Data to process —
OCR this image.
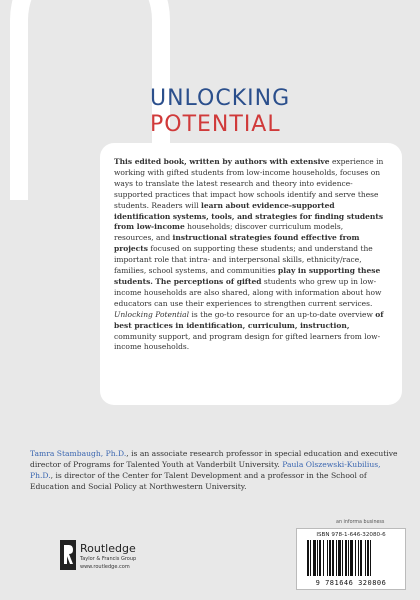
UNLOCKING
POTENTIAL
This edited book, written by authors with extensive experience in working with gifted students from low-income households, focuses on ways to translate the latest research and theory into evidence-supported practices that impact how schools identify and serve these students. Readers will learn about evidence-supported identification systems, tools, and strategies for finding students from low-income households; discover curriculum models, resources, and instructional strategies found effective from projects focused on supporting these students; and understand the important role that intra- and interpersonal skills, ethnicity/race, families, school systems, and communities play in supporting these students. The perceptions of gifted students who grew up in low-income households are also shared, along with information about how educators can use their experiences to strengthen current services. Unlocking Potential is the go-to resource for an up-to-date overview of best practices in identification, curriculum, instruction, community support, and program design for gifted learners from low-income households.
Tamra Stambaugh, Ph.D., is an associate research professor in special education and executive director of Programs for Talented Youth at Vanderbilt University. Paula Olszewski-Kubilius, Ph.D., is director of the Center for Talent Development and a professor in the School of Education and Social Policy at Northwestern University.
an informa business
ISBN 978-1-646-32080-6
9 781646 320806
Routledge
Taylor & Francis Group
www.routledge.com
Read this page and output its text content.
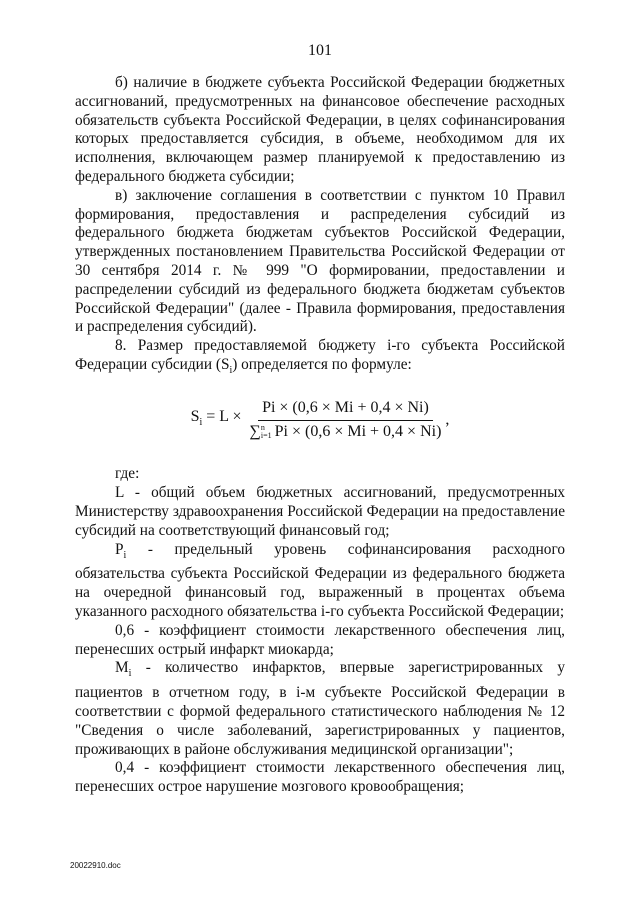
101

б) наличие в бюджете субъекта Российской Федерации бюджетных ассигнований, предусмотренных на финансовое обеспечение расходных обязательств субъекта Российской Федерации, в целях софинансирования которых предоставляется субсидия, в объеме, необходимом для их исполнения, включающем размер планируемой к предоставлению из федерального бюджета субсидии;

в) заключение соглашения в соответствии с пунктом 10 Правил формирования, предоставления и распределения субсидий из федерального бюджета бюджетам субъектов Российской Федерации, утвержденных постановлением Правительства Российской Федерации от 30 сентября 2014 г. № 999 "О формировании, предоставлении и распределении субсидий из федерального бюджета бюджетам субъектов Российской Федерации" (далее - Правила формирования, предоставления и распределения субсидий).

8. Размер предоставляемой бюджету i-го субъекта Российской Федерации субсидии $(S_i)$ определяется по формуле:

$S_i = L \times Pi \times (0,6 \times Mi + 0,4 \times Ni)$
∑ n
i=1 Pi × (0,6 × Mi + 0,4 × Ni) ,

где:

L - общий объем бюджетных ассигнований, предусмотренных Министерству здравоохранения Российской Федерации на предоставление субсидий на соответствующий финансовый год;

$P_i$ - предельный уровень софинансирования расходного обязательства субъекта Российской Федерации из федерального бюджета на очередной финансовый год, выраженный в процентах объема указанного расходного обязательства i-го субъекта Российской Федерации;

0,6 - коэффициент стоимости лекарственного обеспечения лиц, перенесших острый инфаркт миокарда;

$M_i$ - количество инфарктов, впервые зарегистрированных у пациентов в отчетном году, в i-м субъекте Российской Федерации в соответствии с формой федерального статистического наблюдения № 12 "Сведения о числе заболеваний, зарегистрированных у пациентов, проживающих в районе обслуживания медицинской организации";

0,4 - коэффициент стоимости лекарственного обеспечения лиц, перенесших острое нарушение мозгового кровообращения;

20022910.doc
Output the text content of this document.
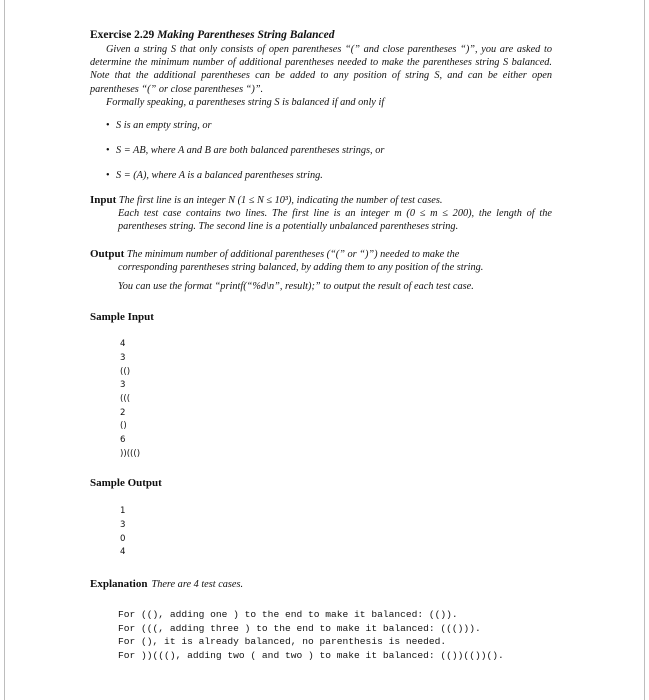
Exercise 2.29 Making Parentheses String Balanced

Given a string S that only consists of open parentheses “(” and close parentheses “)”, you are asked to determine the minimum number of additional parentheses needed to make the parentheses string S balanced. Note that the additional parentheses can be added to any position of string S, and can be either open parentheses “(” or close parentheses “)”.

Formally speaking, a parentheses string S is balanced if and only if

• S is an empty string, or
• S = AB, where A and B are both balanced parentheses strings, or
• S = (A), where A is a balanced parentheses string.
Input The first line is an integer N (1 ≤ N ≤ 10³), indicating the number of test cases.

Each test case contains two lines. The first line is an integer m (0 ≤ m ≤ 200), the length of the parentheses string. The second line is a potentially unbalanced parentheses string.

Output The minimum number of additional parentheses (“(” or “)”) needed to make the

corresponding parentheses string balanced, by adding them to any position of the string.

You can use the format “printf(“%d\n”, result);” to output the result of each test case.

Sample Input
4
3
(()
3
(((
2
()
6
))((()
Sample Output
1
3
0
4
Explanation There are 4 test cases.
For ((), adding one ) to the end to make it balanced: (()).
For (((, adding three ) to the end to make it balanced: ((())).
For (), it is already balanced, no parenthesis is needed.
For ))(((), adding two ( and two ) to make it balanced: (())(())().
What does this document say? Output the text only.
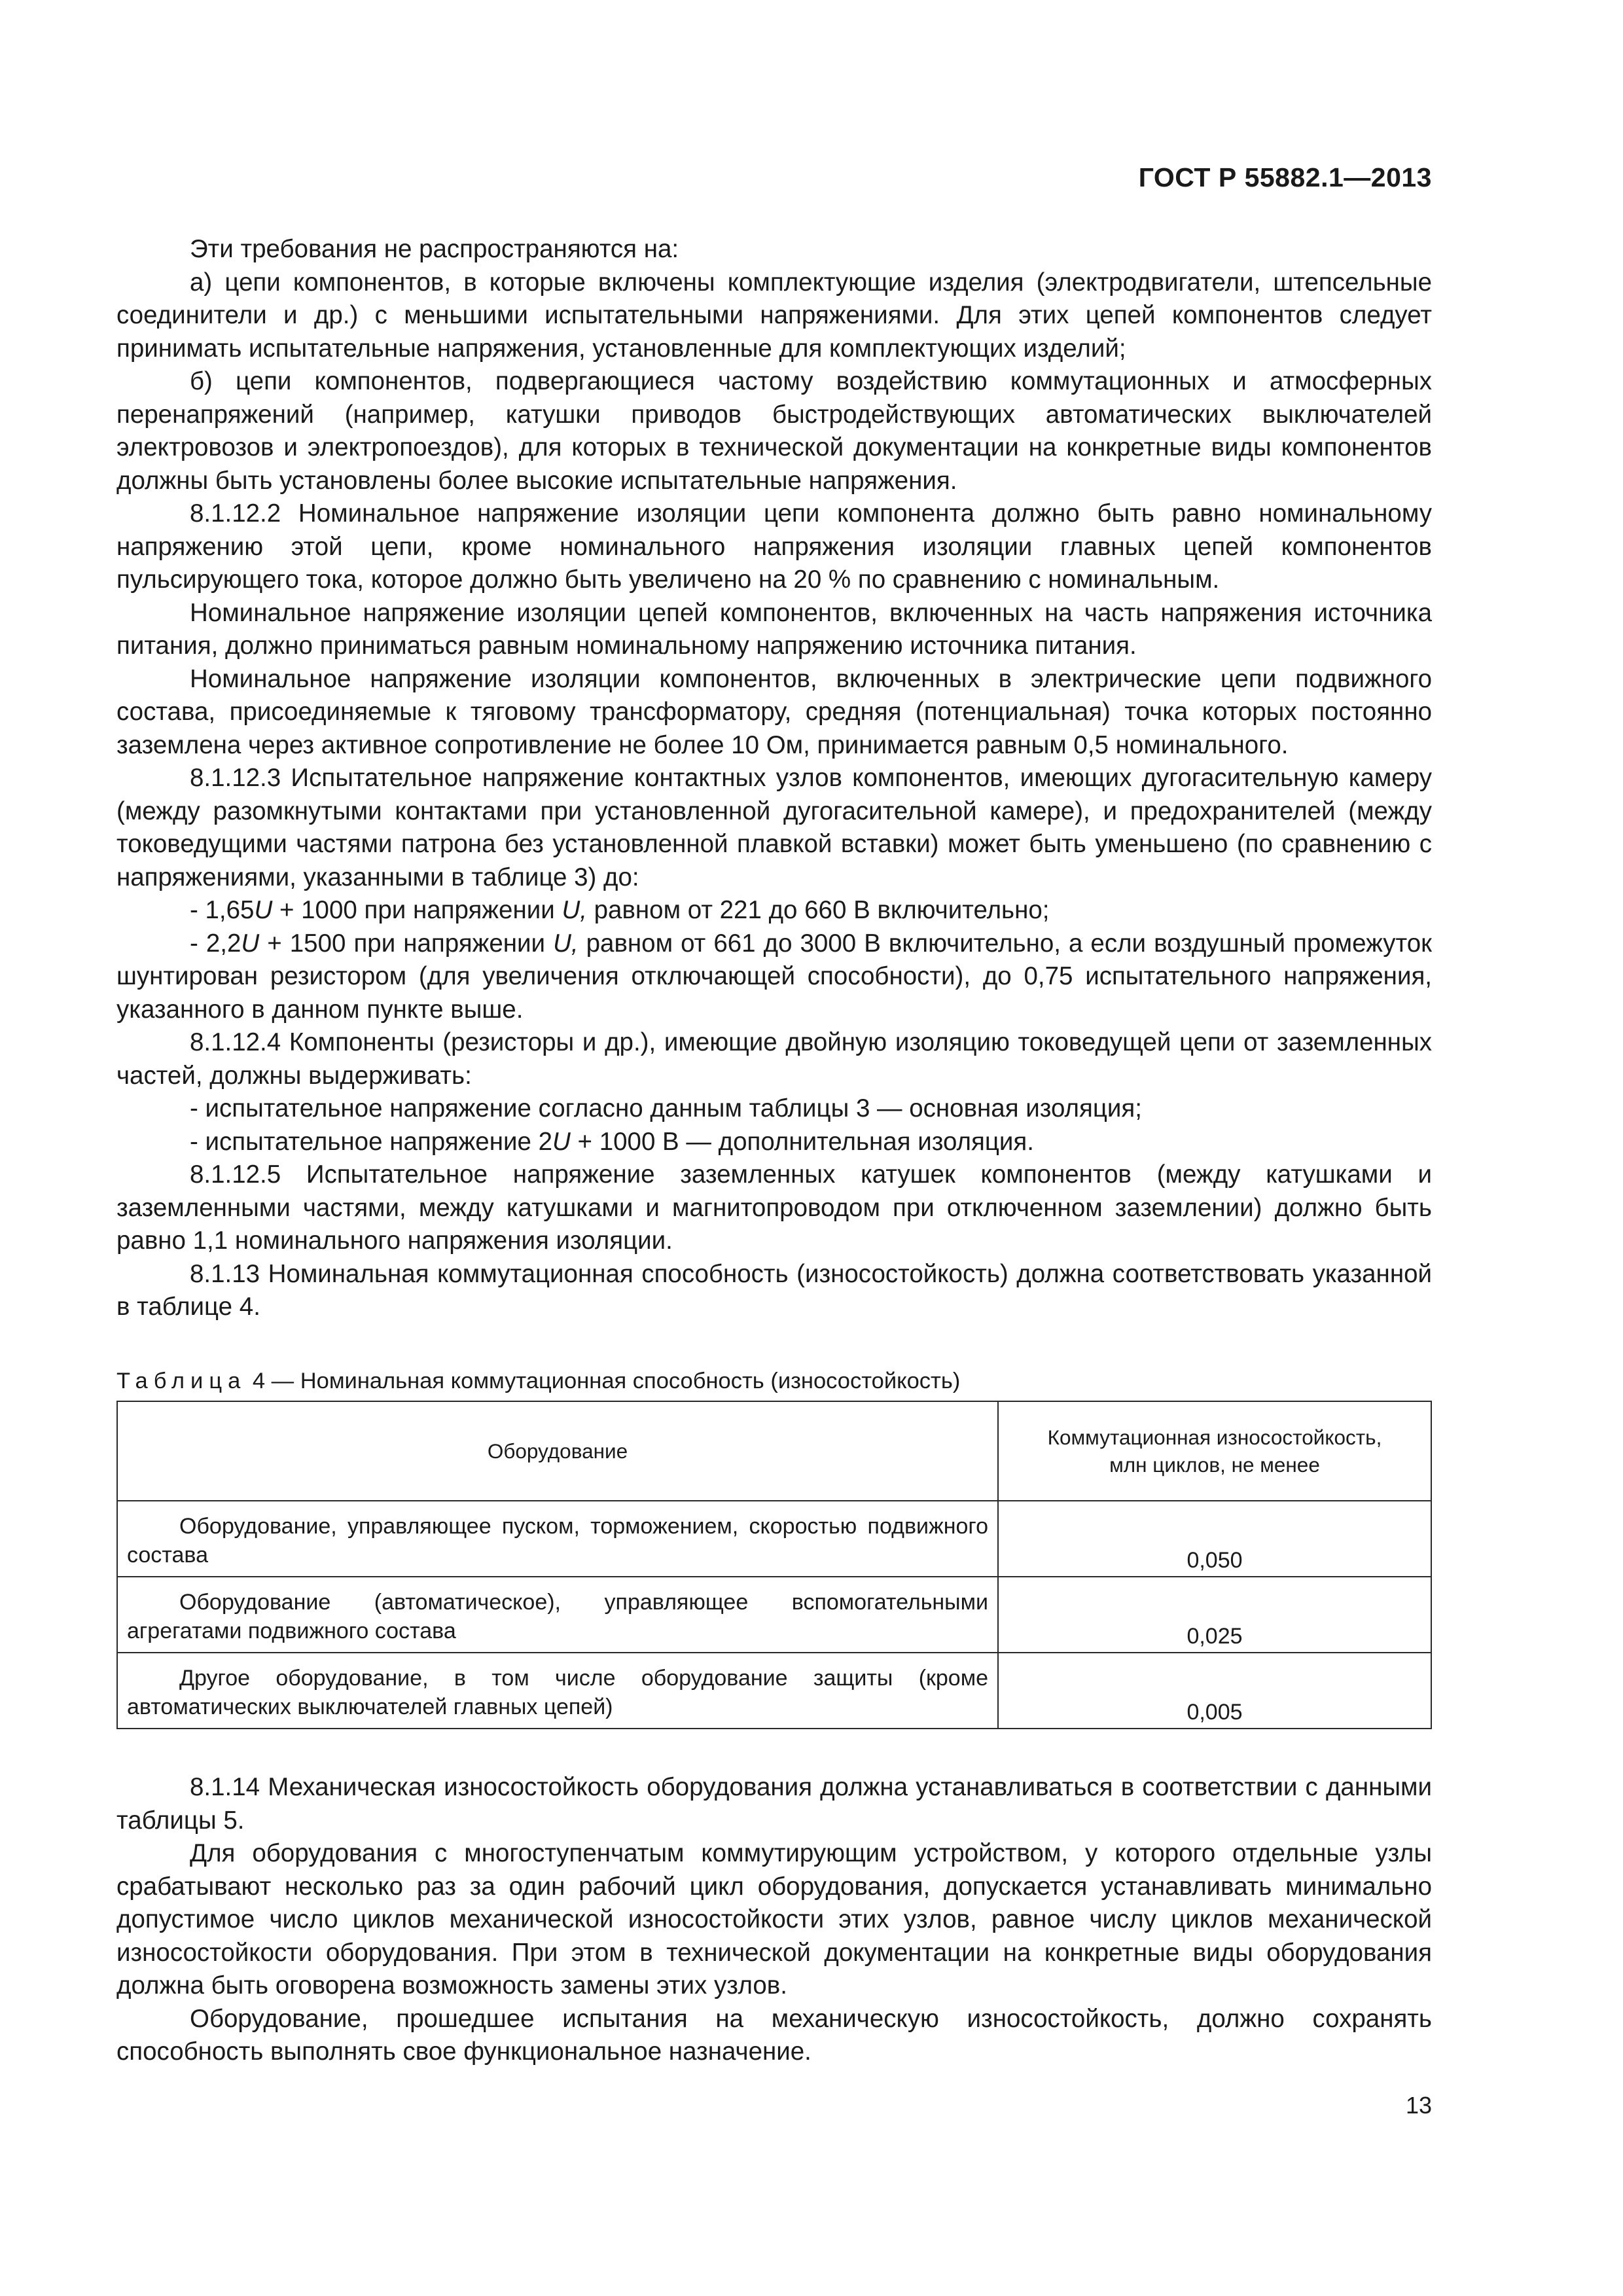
ГОСТ Р 55882.1—2013

Эти требования не распространяются на:

а) цепи компонентов, в которые включены комплектующие изделия (электродвигатели, штепсельные соединители и др.) с меньшими испытательными напряжениями. Для этих цепей компонентов следует принимать испытательные напряжения, установленные для комплектующих изделий;

б) цепи компонентов, подвергающиеся частому воздействию коммутационных и атмосферных перенапряжений (например, катушки приводов быстродействующих автоматических выключателей электровозов и электропоездов), для которых в технической документации на конкретные виды компонентов должны быть установлены более высокие испытательные напряжения.

8.1.12.2 Номинальное напряжение изоляции цепи компонента должно быть равно номинальному напряжению этой цепи, кроме номинального напряжения изоляции главных цепей компонентов пульсирующего тока, которое должно быть увеличено на 20 % по сравнению с номинальным.

Номинальное напряжение изоляции цепей компонентов, включенных на часть напряжения источника питания, должно приниматься равным номинальному напряжению источника питания.

Номинальное напряжение изоляции компонентов, включенных в электрические цепи подвижного состава, присоединяемые к тяговому трансформатору, средняя (потенциальная) точка которых постоянно заземлена через активное сопротивление не более 10 Ом, принимается равным 0,5 номинального.

8.1.12.3 Испытательное напряжение контактных узлов компонентов, имеющих дугогасительную камеру (между разомкнутыми контактами при установленной дугогасительной камере), и предохранителей (между токоведущими частями патрона без установленной плавкой вставки) может быть уменьшено (по сравнению с напряжениями, указанными в таблице 3) до:

- 1,65U + 1000 при напряжении U, равном от 221 до 660 В включительно;

- 2,2U + 1500 при напряжении U, равном от 661 до 3000 В включительно, а если воздушный промежуток шунтирован резистором (для увеличения отключающей способности), до 0,75 испытательного напряжения, указанного в данном пункте выше.

8.1.12.4 Компоненты (резисторы и др.), имеющие двойную изоляцию токоведущей цепи от заземленных частей, должны выдерживать:

- испытательное напряжение согласно данным таблицы 3 — основная изоляция;

- испытательное напряжение 2U + 1000 В — дополнительная изоляция.

8.1.12.5 Испытательное напряжение заземленных катушек компонентов (между катушками и заземленными частями, между катушками и магнитопроводом при отключенном заземлении) должно быть равно 1,1 номинального напряжения изоляции.

8.1.13 Номинальная коммутационная способность (износостойкость) должна соответствовать указанной в таблице 4.

Таблица 4 — Номинальная коммутационная способность (износостойкость)
Оборудование	Коммутационная износостойкость, млн циклов, не менее

Оборудование, управляющее пуском, торможением, скоростью подвижного состава	0,050
Оборудование (автоматическое), управляющее вспомогательными агрегатами подвижного состава	0,025
Другое оборудование, в том числе оборудование защиты (кроме автоматических выключателей главных цепей)	0,005

8.1.14 Механическая износостойкость оборудования должна устанавливаться в соответствии с данными таблицы 5.

Для оборудования с многоступенчатым коммутирующим устройством, у которого отдельные узлы срабатывают несколько раз за один рабочий цикл оборудования, допускается устанавливать минимально допустимое число циклов механической износостойкости этих узлов, равное числу циклов механической износостойкости оборудования. При этом в технической документации на конкретные виды оборудования должна быть оговорена возможность замены этих узлов.

Оборудование, прошедшее испытания на механическую износостойкость, должно сохранять способность выполнять свое функциональное назначение.

13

Stated goal — Repeat the records above exactly, leaving out any pictures they contain.

Written answer —
OCR this image.
UNLOCKING
POTENTIAL
This edited book, written by authors with extensive experience in working with gifted students from low-income households, focuses on ways to translate the latest research and theory into evidence-supported practices that impact how schools identify and serve these students. Readers will learn about evidence-supported identification systems, tools, and strategies for finding students from low-income households; discover curriculum models, resources, and instructional strategies found effective from projects focused on supporting these students; and understand the important role that intra- and interpersonal skills, ethnicity/race, families, school systems, and communities play in supporting these students. The perceptions of gifted students who grew up in low-income households are also shared, along with information about how educators can use their experiences to strengthen current services. Unlocking Potential is the go-to resource for an up-to-date overview of best practices in identification, curriculum, instruction, community support, and program design for gifted learners from low-income households.
Tamra Stambaugh, Ph.D., is an associate research professor in special education and executive director of Programs for Talented Youth at Vanderbilt University. Paula Olszewski-Kubilius, Ph.D., is director of the Center for Talent Development and a professor in the School of Education and Social Policy at Northwestern University.
an informa business
ISBN 978-1-646-32080-6
9 781646 320806
Routledge
Taylor & Francis Group
www.routledge.com
Read this page and output its text content.
101

б) наличие в бюджете субъекта Российской Федерации бюджетных ассигнований, предусмотренных на финансовое обеспечение расходных обязательств субъекта Российской Федерации, в целях софинансирования которых предоставляется субсидия, в объеме, необходимом для их исполнения, включающем размер планируемой к предоставлению из федерального бюджета субсидии;

в) заключение соглашения в соответствии с пунктом 10 Правил формирования, предоставления и распределения субсидий из федерального бюджета бюджетам субъектов Российской Федерации, утвержденных постановлением Правительства Российской Федерации от 30 сентября 2014 г. № 999 "О формировании, предоставлении и распределении субсидий из федерального бюджета бюджетам субъектов Российской Федерации" (далее - Правила формирования, предоставления и распределения субсидий).

8. Размер предоставляемой бюджету i-го субъекта Российской Федерации субсидии $(S_i)$ определяется по формуле:

$S_i = L \times Pi \times (0,6 \times Mi + 0,4 \times Ni)$
∑ n
i=1 Pi × (0,6 × Mi + 0,4 × Ni) ,

где:

L - общий объем бюджетных ассигнований, предусмотренных Министерству здравоохранения Российской Федерации на предоставление субсидий на соответствующий финансовый год;

$P_i$ - предельный уровень софинансирования расходного обязательства субъекта Российской Федерации из федерального бюджета на очередной финансовый год, выраженный в процентах объема указанного расходного обязательства i-го субъекта Российской Федерации;

0,6 - коэффициент стоимости лекарственного обеспечения лиц, перенесших острый инфаркт миокарда;

$M_i$ - количество инфарктов, впервые зарегистрированных у пациентов в отчетном году, в i-м субъекте Российской Федерации в соответствии с формой федерального статистического наблюдения № 12 "Сведения о числе заболеваний, зарегистрированных у пациентов, проживающих в районе обслуживания медицинской организации";

0,4 - коэффициент стоимости лекарственного обеспечения лиц, перенесших острое нарушение мозгового кровообращения;

20022910.doc
Output the text content of this document.
Exercise 2.29 Making Parentheses String Balanced

Given a string S that only consists of open parentheses “(” and close parentheses “)”, you are asked to determine the minimum number of additional parentheses needed to make the parentheses string S balanced. Note that the additional parentheses can be added to any position of string S, and can be either open parentheses “(” or close parentheses “)”.

Formally speaking, a parentheses string S is balanced if and only if

• S is an empty string, or
• S = AB, where A and B are both balanced parentheses strings, or
• S = (A), where A is a balanced parentheses string.
Input The first line is an integer N (1 ≤ N ≤ 10³), indicating the number of test cases.

Each test case contains two lines. The first line is an integer m (0 ≤ m ≤ 200), the length of the parentheses string. The second line is a potentially unbalanced parentheses string.

Output The minimum number of additional parentheses (“(” or “)”) needed to make the

corresponding parentheses string balanced, by adding them to any position of the string.

You can use the format “printf(“%d\n”, result);” to output the result of each test case.

Sample Input
4
3
(()
3
(((
2
()
6
))((()
Sample Output
1
3
0
4
Explanation There are 4 test cases.
For ((), adding one ) to the end to make it balanced: (()).
For (((, adding three ) to the end to make it balanced: ((())).
For (), it is already balanced, no parenthesis is needed.
For ))(((), adding two ( and two ) to make it balanced: (())(())().
What does this document say? Output the text only.
ГОСТ Р 55882.1—2013

Эти требования не распространяются на:

а) цепи компонентов, в которые включены комплектующие изделия (электродвигатели, штепсельные соединители и др.) с меньшими испытательными напряжениями. Для этих цепей компонентов следует принимать испытательные напряжения, установленные для комплектующих изделий;

б) цепи компонентов, подвергающиеся частому воздействию коммутационных и атмосферных перенапряжений (например, катушки приводов быстродействующих автоматических выключателей электровозов и электропоездов), для которых в технической документации на конкретные виды компонентов должны быть установлены более высокие испытательные напряжения.

8.1.12.2 Номинальное напряжение изоляции цепи компонента должно быть равно номинальному напряжению этой цепи, кроме номинального напряжения изоляции главных цепей компонентов пульсирующего тока, которое должно быть увеличено на 20 % по сравнению с номинальным.

Номинальное напряжение изоляции цепей компонентов, включенных на часть напряжения источника питания, должно приниматься равным номинальному напряжению источника питания.

Номинальное напряжение изоляции компонентов, включенных в электрические цепи подвижного состава, присоединяемые к тяговому трансформатору, средняя (потенциальная) точка которых постоянно заземлена через активное сопротивление не более 10 Ом, принимается равным 0,5 номинального.

8.1.12.3 Испытательное напряжение контактных узлов компонентов, имеющих дугогасительную камеру (между разомкнутыми контактами при установленной дугогасительной камере), и предохранителей (между токоведущими частями патрона без установленной плавкой вставки) может быть уменьшено (по сравнению с напряжениями, указанными в таблице 3) до:

- 1,65U + 1000 при напряжении U, равном от 221 до 660 В включительно;

- 2,2U + 1500 при напряжении U, равном от 661 до 3000 В включительно, а если воздушный промежуток шунтирован резистором (для увеличения отключающей способности), до 0,75 испытательного напряжения, указанного в данном пункте выше.

8.1.12.4 Компоненты (резисторы и др.), имеющие двойную изоляцию токоведущей цепи от заземленных частей, должны выдерживать:

- испытательное напряжение согласно данным таблицы 3 — основная изоляция;

- испытательное напряжение 2U + 1000 В — дополнительная изоляция.

8.1.12.5 Испытательное напряжение заземленных катушек компонентов (между катушками и заземленными частями, между катушками и магнитопроводом при отключенном заземлении) должно быть равно 1,1 номинального напряжения изоляции.

8.1.13 Номинальная коммутационная способность (износостойкость) должна соответствовать указанной в таблице 4.

Таблица 4 — Номинальная коммутационная способность (износостойкость)
Оборудование	Коммутационная износостойкость, млн циклов, не менее

Оборудование, управляющее пуском, торможением, скоростью подвижного состава	0,050
Оборудование (автоматическое), управляющее вспомогательными агрегатами подвижного состава	0,025
Другое оборудование, в том числе оборудование защиты (кроме автоматических выключателей главных цепей)	0,005

8.1.14 Механическая износостойкость оборудования должна устанавливаться в соответствии с данными таблицы 5.

Для оборудования с многоступенчатым коммутирующим устройством, у которого отдельные узлы срабатывают несколько раз за один рабочий цикл оборудования, допускается устанавливать минимально допустимое число циклов механической износостойкости этих узлов, равное числу циклов механической износостойкости оборудования. При этом в технической документации на конкретные виды оборудования должна быть оговорена возможность замены этих узлов.

Оборудование, прошедшее испытания на механическую износостойкость, должно сохранять способность выполнять свое функциональное назначение.

13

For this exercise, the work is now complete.